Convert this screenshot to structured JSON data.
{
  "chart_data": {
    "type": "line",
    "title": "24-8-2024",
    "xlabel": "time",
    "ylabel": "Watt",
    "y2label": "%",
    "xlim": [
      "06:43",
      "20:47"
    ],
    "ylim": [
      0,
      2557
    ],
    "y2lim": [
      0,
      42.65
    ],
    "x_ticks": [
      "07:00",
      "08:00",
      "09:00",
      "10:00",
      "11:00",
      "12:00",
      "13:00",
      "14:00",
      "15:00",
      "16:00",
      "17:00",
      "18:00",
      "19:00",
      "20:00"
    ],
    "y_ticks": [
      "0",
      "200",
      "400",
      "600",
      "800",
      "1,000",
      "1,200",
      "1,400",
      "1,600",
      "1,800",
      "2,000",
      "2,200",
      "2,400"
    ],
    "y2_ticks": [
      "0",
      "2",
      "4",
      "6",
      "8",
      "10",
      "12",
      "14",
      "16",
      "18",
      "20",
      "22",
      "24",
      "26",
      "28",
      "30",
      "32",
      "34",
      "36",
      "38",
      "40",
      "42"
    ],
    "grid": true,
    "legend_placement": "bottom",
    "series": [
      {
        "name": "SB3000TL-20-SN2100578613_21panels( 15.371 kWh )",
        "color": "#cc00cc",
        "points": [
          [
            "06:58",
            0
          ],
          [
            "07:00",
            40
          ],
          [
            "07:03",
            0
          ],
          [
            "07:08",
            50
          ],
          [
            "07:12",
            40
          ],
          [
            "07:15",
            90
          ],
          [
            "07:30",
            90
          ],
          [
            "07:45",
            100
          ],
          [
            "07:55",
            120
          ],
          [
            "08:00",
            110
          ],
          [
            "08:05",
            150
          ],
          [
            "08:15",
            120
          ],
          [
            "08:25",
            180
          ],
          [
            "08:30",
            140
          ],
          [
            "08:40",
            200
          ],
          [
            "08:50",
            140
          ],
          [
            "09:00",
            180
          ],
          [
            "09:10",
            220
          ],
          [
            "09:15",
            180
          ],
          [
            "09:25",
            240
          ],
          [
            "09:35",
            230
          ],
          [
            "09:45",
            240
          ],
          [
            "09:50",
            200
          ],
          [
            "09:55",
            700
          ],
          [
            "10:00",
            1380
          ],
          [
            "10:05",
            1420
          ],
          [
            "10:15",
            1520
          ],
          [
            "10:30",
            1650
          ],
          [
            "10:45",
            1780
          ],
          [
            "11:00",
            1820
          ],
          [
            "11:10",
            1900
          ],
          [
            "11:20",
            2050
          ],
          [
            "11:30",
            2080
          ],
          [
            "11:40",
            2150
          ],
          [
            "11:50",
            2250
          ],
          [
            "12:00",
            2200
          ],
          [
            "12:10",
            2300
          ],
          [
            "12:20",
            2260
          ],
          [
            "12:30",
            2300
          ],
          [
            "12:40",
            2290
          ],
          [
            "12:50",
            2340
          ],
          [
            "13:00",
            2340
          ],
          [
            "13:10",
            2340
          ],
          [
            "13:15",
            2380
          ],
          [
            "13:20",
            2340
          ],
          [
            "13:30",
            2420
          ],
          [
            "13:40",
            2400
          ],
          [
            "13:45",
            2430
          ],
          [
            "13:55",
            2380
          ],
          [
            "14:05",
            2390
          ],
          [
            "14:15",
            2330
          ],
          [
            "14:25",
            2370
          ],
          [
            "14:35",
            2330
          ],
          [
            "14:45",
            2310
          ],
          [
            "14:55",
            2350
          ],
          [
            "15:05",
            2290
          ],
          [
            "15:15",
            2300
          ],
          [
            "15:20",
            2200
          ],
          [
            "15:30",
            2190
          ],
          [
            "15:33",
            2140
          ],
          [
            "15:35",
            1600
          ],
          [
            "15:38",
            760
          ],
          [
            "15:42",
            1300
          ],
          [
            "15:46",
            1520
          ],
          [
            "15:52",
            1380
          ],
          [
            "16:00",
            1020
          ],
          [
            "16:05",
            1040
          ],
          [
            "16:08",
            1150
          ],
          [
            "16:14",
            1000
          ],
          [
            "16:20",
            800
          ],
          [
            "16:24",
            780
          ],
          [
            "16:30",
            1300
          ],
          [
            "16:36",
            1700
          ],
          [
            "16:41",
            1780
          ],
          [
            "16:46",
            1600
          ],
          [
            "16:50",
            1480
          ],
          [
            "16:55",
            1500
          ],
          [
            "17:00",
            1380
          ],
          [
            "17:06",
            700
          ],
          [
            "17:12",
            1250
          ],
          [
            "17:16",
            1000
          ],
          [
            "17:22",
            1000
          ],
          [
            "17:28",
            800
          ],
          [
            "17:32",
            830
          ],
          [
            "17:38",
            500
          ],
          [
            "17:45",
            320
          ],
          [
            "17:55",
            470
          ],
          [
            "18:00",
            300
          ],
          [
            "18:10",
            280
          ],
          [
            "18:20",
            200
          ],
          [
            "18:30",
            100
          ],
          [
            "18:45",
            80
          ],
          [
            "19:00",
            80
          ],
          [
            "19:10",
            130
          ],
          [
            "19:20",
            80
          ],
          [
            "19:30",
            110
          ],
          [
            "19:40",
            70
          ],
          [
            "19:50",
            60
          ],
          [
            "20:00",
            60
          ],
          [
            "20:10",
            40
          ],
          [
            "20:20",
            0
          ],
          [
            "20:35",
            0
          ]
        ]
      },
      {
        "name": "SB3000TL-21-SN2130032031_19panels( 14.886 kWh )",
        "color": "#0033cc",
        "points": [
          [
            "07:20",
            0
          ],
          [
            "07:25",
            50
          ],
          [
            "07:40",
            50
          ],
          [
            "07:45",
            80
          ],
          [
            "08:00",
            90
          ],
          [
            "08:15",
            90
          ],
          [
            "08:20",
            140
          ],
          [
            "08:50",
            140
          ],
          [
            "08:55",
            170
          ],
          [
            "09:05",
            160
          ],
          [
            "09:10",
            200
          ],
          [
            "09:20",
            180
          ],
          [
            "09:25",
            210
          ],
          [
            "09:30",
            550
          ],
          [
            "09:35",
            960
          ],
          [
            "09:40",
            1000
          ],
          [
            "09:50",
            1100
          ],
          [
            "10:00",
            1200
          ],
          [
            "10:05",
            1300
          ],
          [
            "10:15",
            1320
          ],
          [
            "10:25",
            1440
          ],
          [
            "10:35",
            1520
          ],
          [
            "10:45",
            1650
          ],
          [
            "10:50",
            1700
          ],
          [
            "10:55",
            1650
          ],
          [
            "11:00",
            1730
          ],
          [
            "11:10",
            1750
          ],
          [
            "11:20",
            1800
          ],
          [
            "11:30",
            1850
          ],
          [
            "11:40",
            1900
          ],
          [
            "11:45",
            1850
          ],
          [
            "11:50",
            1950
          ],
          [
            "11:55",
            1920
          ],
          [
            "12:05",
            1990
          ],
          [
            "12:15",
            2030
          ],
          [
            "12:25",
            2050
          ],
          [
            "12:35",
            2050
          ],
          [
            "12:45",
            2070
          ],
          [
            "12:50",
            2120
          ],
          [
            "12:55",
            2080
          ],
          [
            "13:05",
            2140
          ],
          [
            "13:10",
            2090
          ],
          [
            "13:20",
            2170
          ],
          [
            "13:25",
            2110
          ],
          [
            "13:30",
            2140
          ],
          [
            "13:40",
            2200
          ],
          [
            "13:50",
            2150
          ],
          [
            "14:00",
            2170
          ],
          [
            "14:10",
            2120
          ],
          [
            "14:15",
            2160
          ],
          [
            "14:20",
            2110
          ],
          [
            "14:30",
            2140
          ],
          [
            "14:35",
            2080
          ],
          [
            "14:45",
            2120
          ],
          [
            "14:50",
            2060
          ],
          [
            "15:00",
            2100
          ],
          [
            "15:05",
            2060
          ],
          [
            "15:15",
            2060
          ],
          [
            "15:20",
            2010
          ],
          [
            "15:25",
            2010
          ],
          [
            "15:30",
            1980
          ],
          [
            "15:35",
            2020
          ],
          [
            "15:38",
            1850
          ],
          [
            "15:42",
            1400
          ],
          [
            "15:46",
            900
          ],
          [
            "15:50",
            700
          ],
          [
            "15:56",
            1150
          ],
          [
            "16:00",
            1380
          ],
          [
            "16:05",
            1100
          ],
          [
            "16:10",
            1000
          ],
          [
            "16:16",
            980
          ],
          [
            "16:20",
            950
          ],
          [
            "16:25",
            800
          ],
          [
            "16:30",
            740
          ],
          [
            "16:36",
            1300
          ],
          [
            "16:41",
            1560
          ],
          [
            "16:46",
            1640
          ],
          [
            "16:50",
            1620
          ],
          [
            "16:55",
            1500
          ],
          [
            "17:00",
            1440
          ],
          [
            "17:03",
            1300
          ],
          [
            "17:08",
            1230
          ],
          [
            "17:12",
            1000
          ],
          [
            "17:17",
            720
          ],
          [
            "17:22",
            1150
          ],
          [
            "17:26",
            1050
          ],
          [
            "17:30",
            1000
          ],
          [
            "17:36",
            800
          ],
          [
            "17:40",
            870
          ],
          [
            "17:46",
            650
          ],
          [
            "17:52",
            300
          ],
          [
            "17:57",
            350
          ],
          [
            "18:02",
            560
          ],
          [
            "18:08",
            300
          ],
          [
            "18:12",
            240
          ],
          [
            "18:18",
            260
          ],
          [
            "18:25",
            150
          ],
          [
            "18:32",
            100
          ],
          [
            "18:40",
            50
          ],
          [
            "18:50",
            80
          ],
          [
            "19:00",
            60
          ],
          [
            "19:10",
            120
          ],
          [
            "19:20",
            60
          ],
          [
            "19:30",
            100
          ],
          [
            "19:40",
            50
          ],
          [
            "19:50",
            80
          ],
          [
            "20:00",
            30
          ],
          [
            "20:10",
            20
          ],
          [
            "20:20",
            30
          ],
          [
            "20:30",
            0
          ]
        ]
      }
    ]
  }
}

*Given exercise*:
Copy and report every line where the word "name" is present.

*Complete output*:
        "name": "SB3000TL-20-SN2100578613_21panels( 15.371 kWh )",
        "name": "SB3000TL-21-SN2130032031_19panels( 14.886 kWh )",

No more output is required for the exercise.